* BEGIN MATERIALS PROVIDED *

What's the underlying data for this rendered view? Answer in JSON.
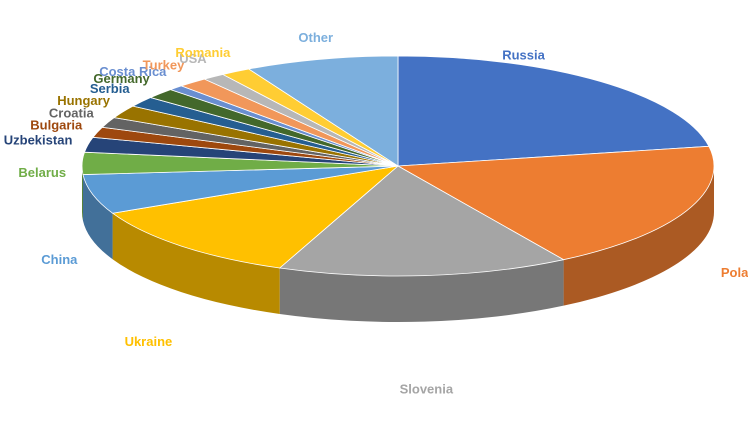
{
  "chart_data": {
    "type": "pie",
    "style": "3d",
    "legend": "none",
    "categories": [
      "Russia",
      "Poland",
      "Slovenia",
      "Ukraine",
      "China",
      "Belarus",
      "Uzbekistan",
      "Bulgaria",
      "Croatia",
      "Hungary",
      "Serbia",
      "Germany",
      "Costa Rica",
      "Turkey",
      "USA",
      "Romania",
      "Other"
    ],
    "values": [
      23.2,
      20.0,
      15.6,
      12.4,
      6.1,
      3.4,
      2.3,
      1.6,
      1.6,
      2.0,
      1.6,
      1.6,
      0.8,
      1.6,
      1.2,
      1.6,
      8.2
    ],
    "colors": [
      "#4472C4",
      "#ED7D31",
      "#A5A5A5",
      "#FFC000",
      "#5B9BD5",
      "#70AD47",
      "#264478",
      "#9E480E",
      "#636363",
      "#997300",
      "#255E91",
      "#43682B",
      "#698ED0",
      "#F1975A",
      "#B7B7B7",
      "#FFCD33",
      "#7CAFDD"
    ]
  }
}
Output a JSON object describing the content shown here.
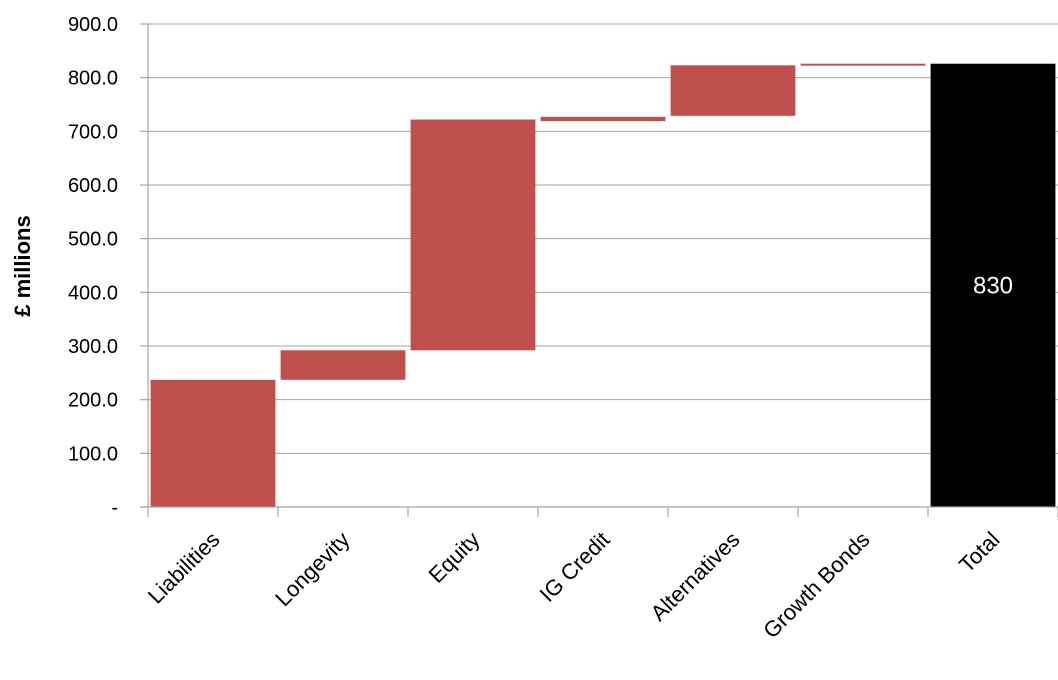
{
  "chart_data": {
    "type": "bar",
    "subtype": "waterfall",
    "title": "",
    "xlabel": "",
    "ylabel": "£ millions",
    "ylim": [
      0,
      900
    ],
    "yticks": [
      0,
      100,
      200,
      300,
      400,
      500,
      600,
      700,
      800,
      900
    ],
    "ytick_labels": [
      "-",
      "100.0",
      "200.0",
      "300.0",
      "400.0",
      "500.0",
      "600.0",
      "700.0",
      "800.0",
      "900.0"
    ],
    "categories": [
      "Liabilities",
      "Longevity",
      "Equity",
      "IG Credit",
      "Alternatives",
      "Growth Bonds",
      "Total"
    ],
    "bars": [
      {
        "category": "Liabilities",
        "base": 0,
        "value": 237
      },
      {
        "category": "Longevity",
        "base": 237,
        "value": 55
      },
      {
        "category": "Equity",
        "base": 292,
        "value": 430
      },
      {
        "category": "IG Credit",
        "base": 719,
        "value": 8
      },
      {
        "category": "Alternatives",
        "base": 729,
        "value": 94
      },
      {
        "category": "Growth Bonds",
        "base": 823,
        "value": 3
      },
      {
        "category": "Total",
        "base": 0,
        "value": 826
      }
    ],
    "data_labels": [
      {
        "category": "Total",
        "text": "830"
      }
    ],
    "colors": {
      "increase": "#c0504d",
      "total": "#000000",
      "grid": "#a6a6a6",
      "label_on_total": "#ffffff"
    },
    "grid": true,
    "legend": false
  }
}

* END MATERIALS PROVIDED *

WHAT THE TASK ASKS: Restate every record exactly, please; do not copy the pictures.

EXPECTED ANSWER:
What's the underlying data for this rendered view? Answer in JSON.
{
  "chart_data": {
    "type": "pie",
    "style": "3d",
    "legend": "none",
    "categories": [
      "Russia",
      "Poland",
      "Slovenia",
      "Ukraine",
      "China",
      "Belarus",
      "Uzbekistan",
      "Bulgaria",
      "Croatia",
      "Hungary",
      "Serbia",
      "Germany",
      "Costa Rica",
      "Turkey",
      "USA",
      "Romania",
      "Other"
    ],
    "values": [
      23.2,
      20.0,
      15.6,
      12.4,
      6.1,
      3.4,
      2.3,
      1.6,
      1.6,
      2.0,
      1.6,
      1.6,
      0.8,
      1.6,
      1.2,
      1.6,
      8.2
    ],
    "colors": [
      "#4472C4",
      "#ED7D31",
      "#A5A5A5",
      "#FFC000",
      "#5B9BD5",
      "#70AD47",
      "#264478",
      "#9E480E",
      "#636363",
      "#997300",
      "#255E91",
      "#43682B",
      "#698ED0",
      "#F1975A",
      "#B7B7B7",
      "#FFCD33",
      "#7CAFDD"
    ]
  }
}
Output a JSON object describing the content shown here.
{
  "chart_data": {
    "type": "bar",
    "subtype": "waterfall",
    "title": "",
    "xlabel": "",
    "ylabel": "£ millions",
    "ylim": [
      0,
      900
    ],
    "yticks": [
      0,
      100,
      200,
      300,
      400,
      500,
      600,
      700,
      800,
      900
    ],
    "ytick_labels": [
      "-",
      "100.0",
      "200.0",
      "300.0",
      "400.0",
      "500.0",
      "600.0",
      "700.0",
      "800.0",
      "900.0"
    ],
    "categories": [
      "Liabilities",
      "Longevity",
      "Equity",
      "IG Credit",
      "Alternatives",
      "Growth Bonds",
      "Total"
    ],
    "bars": [
      {
        "category": "Liabilities",
        "base": 0,
        "value": 237
      },
      {
        "category": "Longevity",
        "base": 237,
        "value": 55
      },
      {
        "category": "Equity",
        "base": 292,
        "value": 430
      },
      {
        "category": "IG Credit",
        "base": 719,
        "value": 8
      },
      {
        "category": "Alternatives",
        "base": 729,
        "value": 94
      },
      {
        "category": "Growth Bonds",
        "base": 823,
        "value": 3
      },
      {
        "category": "Total",
        "base": 0,
        "value": 826
      }
    ],
    "data_labels": [
      {
        "category": "Total",
        "text": "830"
      }
    ],
    "colors": {
      "increase": "#c0504d",
      "total": "#000000",
      "grid": "#a6a6a6",
      "label_on_total": "#ffffff"
    },
    "grid": true,
    "legend": false
  }
}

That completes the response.